Write out all the entries word for word and omit any pictures.

[Data to process]
........

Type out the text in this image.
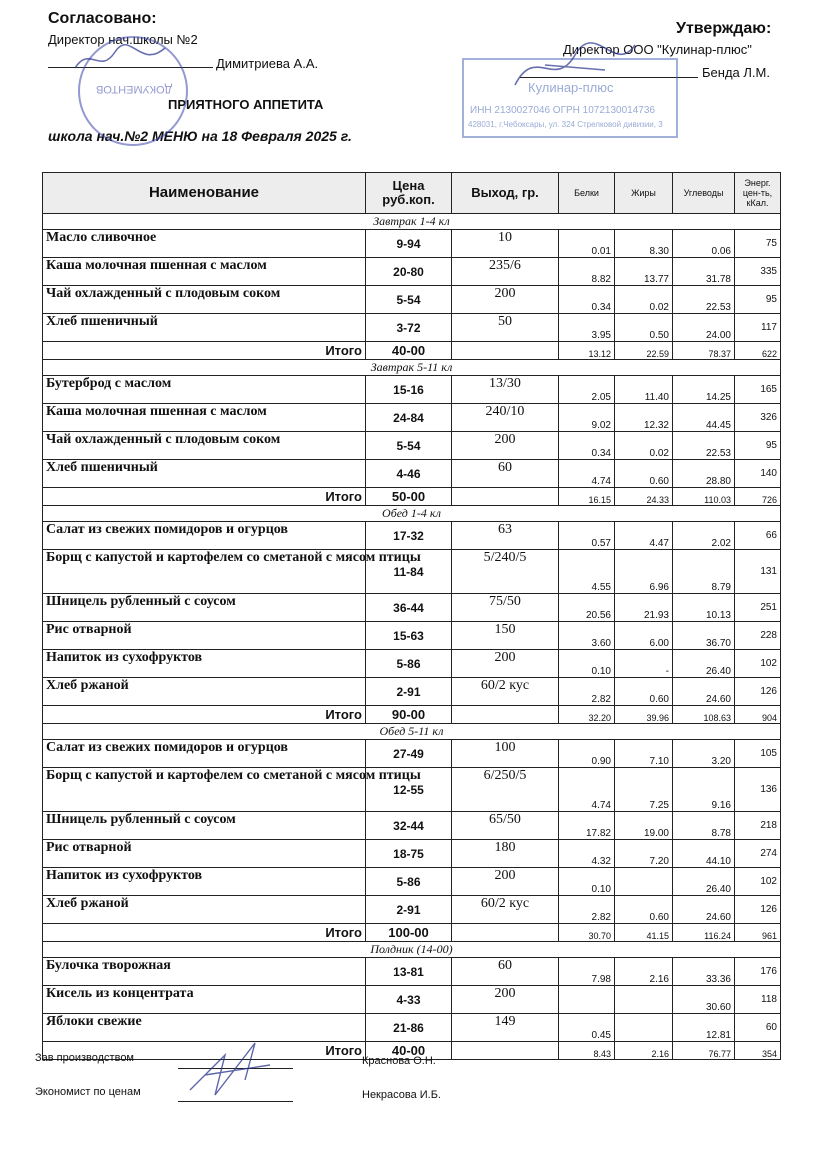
Согласовано:
Директор нач.школы №2
Димитриева А.А.
Утверждаю:
Директор ООО "Кулинар-плюс"
Бенда Л.М.
ПРИЯТНОГО АППЕТИТА
школа нач.№2 МЕНЮ на 18 Февраля 2025 г.
ДОКУМЕНТОВ	Кулинар-плюс
ИНН 2130027046 ОГРН 1072130014736
428031, г.Чебоксары, ул. 324 Стрелковой дивизии, 3
Наименование	Цена руб.коп.	Выход, гр.	Белки	Жиры	Углеводы	Энерг. цен-ть, кКал.
Завтрак 1-4 кл						
Масло сливочное	9-94	10	0.01	8.30	0.06	75
Каша молочная пшенная с маслом	20-80	235/6	8.82	13.77	31.78	335
Чай охлажденный с плодовым соком	5-54	200	0.34	0.02	22.53	95
Хлеб пшеничный	3-72	50	3.95	0.50	24.00	117
Итого	40-00		13.12	22.59	78.37	622
Завтрак 5-11 кл						
Бутерброд с маслом	15-16	13/30	2.05	11.40	14.25	165
Каша молочная пшенная с маслом	24-84	240/10	9.02	12.32	44.45	326
Чай охлажденный с плодовым соком	5-54	200	0.34	0.02	22.53	95
Хлеб пшеничный	4-46	60	4.74	0.60	28.80	140
Итого	50-00		16.15	24.33	110.03	726
Обед 1-4 кл						
Салат из свежих помидоров и огурцов	17-32	63	0.57	4.47	2.02	66
Борщ с капустой и картофелем со сметаной с мясом птицы	11-84	5/240/5	4.55	6.96	8.79	131
Шницель рубленный с соусом	36-44	75/50	20.56	21.93	10.13	251
Рис отварной	15-63	150	3.60	6.00	36.70	228
Напиток из сухофруктов	5-86	200	0.10	-	26.40	102
Хлеб ржаной	2-91	60/2 кус	2.82	0.60	24.60	126
Итого	90-00		32.20	39.96	108.63	904
Обед 5-11 кл						
Салат из свежих помидоров и огурцов	27-49	100	0.90	7.10	3.20	105
Борщ с капустой и картофелем со сметаной с мясом птицы	12-55	6/250/5	4.74	7.25	9.16	136
Шницель рубленный с соусом	32-44	65/50	17.82	19.00	8.78	218
Рис отварной	18-75	180	4.32	7.20	44.10	274
Напиток из сухофруктов	5-86	200	0.10		26.40	102
Хлеб ржаной	2-91	60/2 кус	2.82	0.60	24.60	126
Итого	100-00		30.70	41.15	116.24	961
Полдник (14-00)						
Булочка творожная	13-81	60	7.98	2.16	33.36	176
Кисель из концентрата	4-33	200			30.60	118
Яблоки свежие	21-86	149	0.45		12.81	60
Итого	40-00		8.43	2.16	76.77	354
Зав производством	Краснова О.Н.
Экономист по ценам	Некрасова И.Б.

........

[Result of the task]
Type out the text in this image.
Согласовано:
Директор нач.школы №2
Димитриева А.А.
Утверждаю:
Директор ООО "Кулинар-плюс"
Бенда Л.М.
ПРИЯТНОГО АППЕТИТА
школа нач.№2 МЕНЮ на 18 Февраля 2025 г.
ДОКУМЕНТОВ	Кулинар-плюс
ИНН 2130027046 ОГРН 1072130014736
428031, г.Чебоксары, ул. 324 Стрелковой дивизии, 3
Наименование	Цена руб.коп.	Выход, гр.	Белки	Жиры	Углеводы	Энерг. цен-ть, кКал.
Завтрак 1-4 кл						
Масло сливочное	9-94	10	0.01	8.30	0.06	75
Каша молочная пшенная с маслом	20-80	235/6	8.82	13.77	31.78	335
Чай охлажденный с плодовым соком	5-54	200	0.34	0.02	22.53	95
Хлеб пшеничный	3-72	50	3.95	0.50	24.00	117
Итого	40-00		13.12	22.59	78.37	622
Завтрак 5-11 кл						
Бутерброд с маслом	15-16	13/30	2.05	11.40	14.25	165
Каша молочная пшенная с маслом	24-84	240/10	9.02	12.32	44.45	326
Чай охлажденный с плодовым соком	5-54	200	0.34	0.02	22.53	95
Хлеб пшеничный	4-46	60	4.74	0.60	28.80	140
Итого	50-00		16.15	24.33	110.03	726
Обед 1-4 кл						
Салат из свежих помидоров и огурцов	17-32	63	0.57	4.47	2.02	66
Борщ с капустой и картофелем со сметаной с мясом птицы	11-84	5/240/5	4.55	6.96	8.79	131
Шницель рубленный с соусом	36-44	75/50	20.56	21.93	10.13	251
Рис отварной	15-63	150	3.60	6.00	36.70	228
Напиток из сухофруктов	5-86	200	0.10	-	26.40	102
Хлеб ржаной	2-91	60/2 кус	2.82	0.60	24.60	126
Итого	90-00		32.20	39.96	108.63	904
Обед 5-11 кл						
Салат из свежих помидоров и огурцов	27-49	100	0.90	7.10	3.20	105
Борщ с капустой и картофелем со сметаной с мясом птицы	12-55	6/250/5	4.74	7.25	9.16	136
Шницель рубленный с соусом	32-44	65/50	17.82	19.00	8.78	218
Рис отварной	18-75	180	4.32	7.20	44.10	274
Напиток из сухофруктов	5-86	200	0.10		26.40	102
Хлеб ржаной	2-91	60/2 кус	2.82	0.60	24.60	126
Итого	100-00		30.70	41.15	116.24	961
Полдник (14-00)						
Булочка творожная	13-81	60	7.98	2.16	33.36	176
Кисель из концентрата	4-33	200			30.60	118
Яблоки свежие	21-86	149	0.45		12.81	60
Итого	40-00		8.43	2.16	76.77	354
Зав производством	Краснова О.Н.
Экономист по ценам	Некрасова И.Б.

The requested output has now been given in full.